Exercise instructions
Your task is to gather the lines below that hold the string "CBSA".

Task inputs
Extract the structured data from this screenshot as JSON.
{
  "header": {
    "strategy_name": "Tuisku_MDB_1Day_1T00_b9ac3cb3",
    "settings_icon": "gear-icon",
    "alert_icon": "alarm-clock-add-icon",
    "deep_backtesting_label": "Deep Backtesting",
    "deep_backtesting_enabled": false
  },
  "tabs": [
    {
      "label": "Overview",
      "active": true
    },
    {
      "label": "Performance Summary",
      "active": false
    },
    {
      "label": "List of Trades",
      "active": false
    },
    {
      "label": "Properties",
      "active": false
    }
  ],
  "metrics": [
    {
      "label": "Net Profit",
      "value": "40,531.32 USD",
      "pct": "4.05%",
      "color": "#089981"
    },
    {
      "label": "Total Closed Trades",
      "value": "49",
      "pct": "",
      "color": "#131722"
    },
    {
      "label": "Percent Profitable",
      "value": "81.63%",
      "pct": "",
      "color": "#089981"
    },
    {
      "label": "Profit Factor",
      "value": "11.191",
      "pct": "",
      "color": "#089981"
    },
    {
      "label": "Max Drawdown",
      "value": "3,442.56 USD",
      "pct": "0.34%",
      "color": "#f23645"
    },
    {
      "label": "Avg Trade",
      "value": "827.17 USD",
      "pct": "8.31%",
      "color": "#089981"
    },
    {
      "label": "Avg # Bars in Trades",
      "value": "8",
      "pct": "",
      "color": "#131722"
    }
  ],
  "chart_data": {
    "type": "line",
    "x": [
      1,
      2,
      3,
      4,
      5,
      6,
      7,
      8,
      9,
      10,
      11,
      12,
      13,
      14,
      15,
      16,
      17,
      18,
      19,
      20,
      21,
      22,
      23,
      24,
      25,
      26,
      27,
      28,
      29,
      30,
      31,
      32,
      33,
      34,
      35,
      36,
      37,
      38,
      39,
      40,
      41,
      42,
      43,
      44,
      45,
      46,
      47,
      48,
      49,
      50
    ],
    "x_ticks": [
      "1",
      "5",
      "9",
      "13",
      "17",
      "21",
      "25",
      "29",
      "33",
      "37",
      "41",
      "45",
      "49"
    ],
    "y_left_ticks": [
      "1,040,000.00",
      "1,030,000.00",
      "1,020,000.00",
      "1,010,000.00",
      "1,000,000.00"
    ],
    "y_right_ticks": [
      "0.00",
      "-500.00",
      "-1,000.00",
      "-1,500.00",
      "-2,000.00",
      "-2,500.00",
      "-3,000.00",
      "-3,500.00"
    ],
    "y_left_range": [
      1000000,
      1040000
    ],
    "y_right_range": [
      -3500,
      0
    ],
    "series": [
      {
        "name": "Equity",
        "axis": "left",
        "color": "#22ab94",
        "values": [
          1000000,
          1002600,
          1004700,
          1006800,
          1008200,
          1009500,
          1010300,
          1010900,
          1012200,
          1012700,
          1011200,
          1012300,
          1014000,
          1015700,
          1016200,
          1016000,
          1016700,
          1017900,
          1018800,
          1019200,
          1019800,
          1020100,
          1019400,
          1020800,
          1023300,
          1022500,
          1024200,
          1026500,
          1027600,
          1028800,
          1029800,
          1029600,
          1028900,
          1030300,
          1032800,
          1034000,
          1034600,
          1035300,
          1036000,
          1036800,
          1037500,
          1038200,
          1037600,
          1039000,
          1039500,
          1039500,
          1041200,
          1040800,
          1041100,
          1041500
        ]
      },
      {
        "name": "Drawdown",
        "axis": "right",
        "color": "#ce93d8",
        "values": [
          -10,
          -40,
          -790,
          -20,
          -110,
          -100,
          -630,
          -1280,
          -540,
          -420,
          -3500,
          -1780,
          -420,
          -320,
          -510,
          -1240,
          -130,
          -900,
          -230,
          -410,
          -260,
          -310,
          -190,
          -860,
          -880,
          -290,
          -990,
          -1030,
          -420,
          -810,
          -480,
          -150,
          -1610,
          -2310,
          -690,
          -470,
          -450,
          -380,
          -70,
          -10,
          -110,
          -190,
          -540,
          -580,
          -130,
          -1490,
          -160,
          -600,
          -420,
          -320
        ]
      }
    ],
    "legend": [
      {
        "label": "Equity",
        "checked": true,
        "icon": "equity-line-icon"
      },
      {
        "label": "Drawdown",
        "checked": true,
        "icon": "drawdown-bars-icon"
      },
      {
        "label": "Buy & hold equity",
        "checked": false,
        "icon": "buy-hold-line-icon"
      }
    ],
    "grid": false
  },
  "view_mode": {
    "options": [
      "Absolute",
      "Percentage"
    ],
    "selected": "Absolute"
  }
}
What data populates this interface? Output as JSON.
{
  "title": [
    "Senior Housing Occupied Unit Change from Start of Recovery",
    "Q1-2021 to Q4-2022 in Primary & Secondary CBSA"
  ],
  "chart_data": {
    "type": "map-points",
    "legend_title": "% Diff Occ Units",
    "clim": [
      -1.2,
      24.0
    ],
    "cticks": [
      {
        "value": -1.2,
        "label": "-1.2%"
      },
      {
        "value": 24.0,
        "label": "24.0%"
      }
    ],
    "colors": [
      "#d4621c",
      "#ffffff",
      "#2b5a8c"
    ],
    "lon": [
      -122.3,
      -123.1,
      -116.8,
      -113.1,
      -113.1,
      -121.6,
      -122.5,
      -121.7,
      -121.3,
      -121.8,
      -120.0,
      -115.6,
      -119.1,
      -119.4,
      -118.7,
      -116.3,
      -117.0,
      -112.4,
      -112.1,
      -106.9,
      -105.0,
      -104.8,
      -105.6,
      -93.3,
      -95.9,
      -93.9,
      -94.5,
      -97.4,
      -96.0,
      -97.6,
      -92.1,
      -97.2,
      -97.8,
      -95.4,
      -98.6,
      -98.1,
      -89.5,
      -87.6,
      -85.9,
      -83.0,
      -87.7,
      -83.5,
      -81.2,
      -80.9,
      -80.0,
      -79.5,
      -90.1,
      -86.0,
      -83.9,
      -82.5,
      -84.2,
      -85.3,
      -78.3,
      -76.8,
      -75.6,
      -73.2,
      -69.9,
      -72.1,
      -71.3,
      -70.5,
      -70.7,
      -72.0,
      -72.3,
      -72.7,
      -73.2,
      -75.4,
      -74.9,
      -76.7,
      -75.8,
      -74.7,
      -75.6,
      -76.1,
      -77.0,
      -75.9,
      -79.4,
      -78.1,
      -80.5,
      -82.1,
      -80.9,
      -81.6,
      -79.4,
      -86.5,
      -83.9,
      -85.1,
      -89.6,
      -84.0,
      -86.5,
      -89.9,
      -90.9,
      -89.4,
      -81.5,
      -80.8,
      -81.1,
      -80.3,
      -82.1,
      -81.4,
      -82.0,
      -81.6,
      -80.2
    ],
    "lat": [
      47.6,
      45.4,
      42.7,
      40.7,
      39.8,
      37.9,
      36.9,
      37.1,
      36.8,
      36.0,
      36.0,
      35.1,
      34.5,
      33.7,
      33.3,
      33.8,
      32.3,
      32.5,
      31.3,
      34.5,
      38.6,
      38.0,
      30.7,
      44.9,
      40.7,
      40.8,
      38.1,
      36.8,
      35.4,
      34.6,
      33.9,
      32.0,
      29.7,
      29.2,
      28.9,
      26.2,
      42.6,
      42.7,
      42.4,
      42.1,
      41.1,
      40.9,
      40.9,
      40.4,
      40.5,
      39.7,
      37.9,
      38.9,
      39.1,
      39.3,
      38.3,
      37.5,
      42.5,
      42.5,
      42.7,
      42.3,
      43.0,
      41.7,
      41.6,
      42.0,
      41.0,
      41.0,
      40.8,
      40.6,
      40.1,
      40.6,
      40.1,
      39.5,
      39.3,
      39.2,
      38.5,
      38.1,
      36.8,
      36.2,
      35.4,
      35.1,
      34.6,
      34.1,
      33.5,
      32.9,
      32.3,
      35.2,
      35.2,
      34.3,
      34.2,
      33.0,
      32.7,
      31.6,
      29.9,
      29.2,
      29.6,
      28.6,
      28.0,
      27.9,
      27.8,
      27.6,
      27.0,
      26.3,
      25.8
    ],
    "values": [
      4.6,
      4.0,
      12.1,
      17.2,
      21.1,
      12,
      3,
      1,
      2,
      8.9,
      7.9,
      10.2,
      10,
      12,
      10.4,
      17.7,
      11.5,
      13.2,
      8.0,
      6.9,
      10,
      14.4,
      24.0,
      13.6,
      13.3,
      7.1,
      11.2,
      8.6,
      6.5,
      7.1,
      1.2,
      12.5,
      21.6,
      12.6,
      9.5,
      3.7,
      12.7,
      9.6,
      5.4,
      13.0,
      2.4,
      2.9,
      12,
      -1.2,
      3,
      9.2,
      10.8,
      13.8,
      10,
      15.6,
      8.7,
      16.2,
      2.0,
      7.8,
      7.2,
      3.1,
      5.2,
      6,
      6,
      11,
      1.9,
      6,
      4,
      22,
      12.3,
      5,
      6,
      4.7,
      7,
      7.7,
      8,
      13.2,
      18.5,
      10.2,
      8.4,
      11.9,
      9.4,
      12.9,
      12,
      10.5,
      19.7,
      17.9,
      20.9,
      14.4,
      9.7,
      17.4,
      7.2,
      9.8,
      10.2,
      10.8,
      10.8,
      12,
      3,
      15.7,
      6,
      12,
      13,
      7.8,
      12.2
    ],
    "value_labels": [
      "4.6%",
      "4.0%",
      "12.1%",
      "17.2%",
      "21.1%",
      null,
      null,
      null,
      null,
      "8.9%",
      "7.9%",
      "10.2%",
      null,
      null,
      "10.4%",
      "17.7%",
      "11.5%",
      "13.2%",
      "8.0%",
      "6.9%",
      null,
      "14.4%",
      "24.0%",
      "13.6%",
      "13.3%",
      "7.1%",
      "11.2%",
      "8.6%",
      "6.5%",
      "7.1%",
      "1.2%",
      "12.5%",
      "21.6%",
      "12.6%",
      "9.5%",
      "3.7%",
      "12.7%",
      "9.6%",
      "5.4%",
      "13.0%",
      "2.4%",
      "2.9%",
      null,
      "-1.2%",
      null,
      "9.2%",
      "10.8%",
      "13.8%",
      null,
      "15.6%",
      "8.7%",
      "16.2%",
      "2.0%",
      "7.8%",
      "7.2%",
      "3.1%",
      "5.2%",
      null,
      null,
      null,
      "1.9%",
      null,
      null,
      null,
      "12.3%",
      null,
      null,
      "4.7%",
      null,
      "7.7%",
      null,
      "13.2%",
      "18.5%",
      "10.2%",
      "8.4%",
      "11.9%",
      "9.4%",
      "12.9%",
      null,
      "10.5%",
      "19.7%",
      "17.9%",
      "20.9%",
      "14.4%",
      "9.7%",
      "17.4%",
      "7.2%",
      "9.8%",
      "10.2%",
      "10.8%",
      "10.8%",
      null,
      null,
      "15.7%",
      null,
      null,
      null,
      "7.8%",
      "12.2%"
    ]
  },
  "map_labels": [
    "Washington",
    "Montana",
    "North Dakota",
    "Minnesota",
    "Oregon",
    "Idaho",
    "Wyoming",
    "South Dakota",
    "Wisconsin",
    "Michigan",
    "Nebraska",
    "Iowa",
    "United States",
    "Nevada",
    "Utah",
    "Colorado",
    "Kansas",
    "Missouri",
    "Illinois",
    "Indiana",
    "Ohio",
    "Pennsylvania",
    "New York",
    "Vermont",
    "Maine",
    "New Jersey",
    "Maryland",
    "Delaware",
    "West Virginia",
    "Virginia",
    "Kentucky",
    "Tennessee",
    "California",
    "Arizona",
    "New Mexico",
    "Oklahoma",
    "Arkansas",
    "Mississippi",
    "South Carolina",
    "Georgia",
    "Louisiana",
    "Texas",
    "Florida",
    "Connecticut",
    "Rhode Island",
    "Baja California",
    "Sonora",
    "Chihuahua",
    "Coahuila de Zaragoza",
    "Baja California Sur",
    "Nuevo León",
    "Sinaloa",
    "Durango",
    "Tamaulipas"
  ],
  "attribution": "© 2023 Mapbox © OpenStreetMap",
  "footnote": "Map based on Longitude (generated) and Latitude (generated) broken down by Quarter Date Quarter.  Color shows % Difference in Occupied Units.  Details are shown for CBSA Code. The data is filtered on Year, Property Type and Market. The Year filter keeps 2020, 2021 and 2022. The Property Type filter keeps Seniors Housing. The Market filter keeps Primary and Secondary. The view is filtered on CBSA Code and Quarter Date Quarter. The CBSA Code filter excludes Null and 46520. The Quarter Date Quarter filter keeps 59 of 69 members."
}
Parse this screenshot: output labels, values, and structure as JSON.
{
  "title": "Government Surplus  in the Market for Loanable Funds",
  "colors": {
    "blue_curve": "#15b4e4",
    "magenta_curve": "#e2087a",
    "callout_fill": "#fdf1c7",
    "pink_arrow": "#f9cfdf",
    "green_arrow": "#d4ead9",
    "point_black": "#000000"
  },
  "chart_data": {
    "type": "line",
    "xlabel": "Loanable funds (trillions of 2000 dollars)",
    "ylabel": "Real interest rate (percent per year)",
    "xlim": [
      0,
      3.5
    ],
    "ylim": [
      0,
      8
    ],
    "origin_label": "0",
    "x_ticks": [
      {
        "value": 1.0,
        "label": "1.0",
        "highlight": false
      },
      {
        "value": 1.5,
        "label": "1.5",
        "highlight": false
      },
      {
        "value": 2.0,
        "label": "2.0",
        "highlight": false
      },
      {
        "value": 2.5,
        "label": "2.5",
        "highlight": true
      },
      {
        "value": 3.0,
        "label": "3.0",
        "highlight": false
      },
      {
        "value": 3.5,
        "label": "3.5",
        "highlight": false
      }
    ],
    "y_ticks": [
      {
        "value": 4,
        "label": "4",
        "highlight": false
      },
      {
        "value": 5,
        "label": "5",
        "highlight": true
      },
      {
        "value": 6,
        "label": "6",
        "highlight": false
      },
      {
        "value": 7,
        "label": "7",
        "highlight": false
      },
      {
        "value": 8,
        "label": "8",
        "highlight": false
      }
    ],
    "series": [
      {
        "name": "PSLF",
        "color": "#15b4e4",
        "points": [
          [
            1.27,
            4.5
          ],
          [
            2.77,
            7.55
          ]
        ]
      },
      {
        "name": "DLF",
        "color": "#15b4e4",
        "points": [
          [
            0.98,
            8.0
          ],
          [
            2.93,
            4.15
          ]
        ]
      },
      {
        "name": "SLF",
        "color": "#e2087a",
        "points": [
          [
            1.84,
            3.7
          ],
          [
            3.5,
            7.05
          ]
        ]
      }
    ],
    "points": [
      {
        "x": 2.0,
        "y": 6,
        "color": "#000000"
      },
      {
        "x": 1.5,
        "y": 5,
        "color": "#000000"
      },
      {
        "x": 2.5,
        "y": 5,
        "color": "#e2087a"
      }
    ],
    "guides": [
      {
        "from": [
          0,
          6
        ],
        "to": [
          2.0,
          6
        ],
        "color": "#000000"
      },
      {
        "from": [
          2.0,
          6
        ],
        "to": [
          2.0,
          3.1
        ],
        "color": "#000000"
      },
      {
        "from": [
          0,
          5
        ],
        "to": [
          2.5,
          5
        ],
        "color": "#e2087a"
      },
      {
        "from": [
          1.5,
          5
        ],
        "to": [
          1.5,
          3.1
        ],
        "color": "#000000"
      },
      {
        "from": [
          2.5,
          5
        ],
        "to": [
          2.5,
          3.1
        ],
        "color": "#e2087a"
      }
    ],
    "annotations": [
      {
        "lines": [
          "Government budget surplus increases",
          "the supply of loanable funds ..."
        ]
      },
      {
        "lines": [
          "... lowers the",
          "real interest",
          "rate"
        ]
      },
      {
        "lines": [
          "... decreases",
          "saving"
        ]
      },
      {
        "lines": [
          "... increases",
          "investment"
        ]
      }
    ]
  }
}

Solved problem
    "Q1-2021 to Q4-2022 in Primary & Secondary CBSA"
  "footnote": "Map based on Longitude (generated) and Latitude (generated) broken down by Quarter Date Quarter.  Color shows % Difference in Occupied Units.  Details are shown for CBSA Code. The data is filtered on Year, Property Type and Market. The Year filter keeps 2020, 2021 and 2022. The Property Type filter keeps Seniors Housing. The Market filter keeps Primary and Secondary. The view is filtered on CBSA Code and Quarter Date Quarter. The CBSA Code filter excludes Null and 46520. The Quarter Date Quarter filter keeps 59 of 69 members."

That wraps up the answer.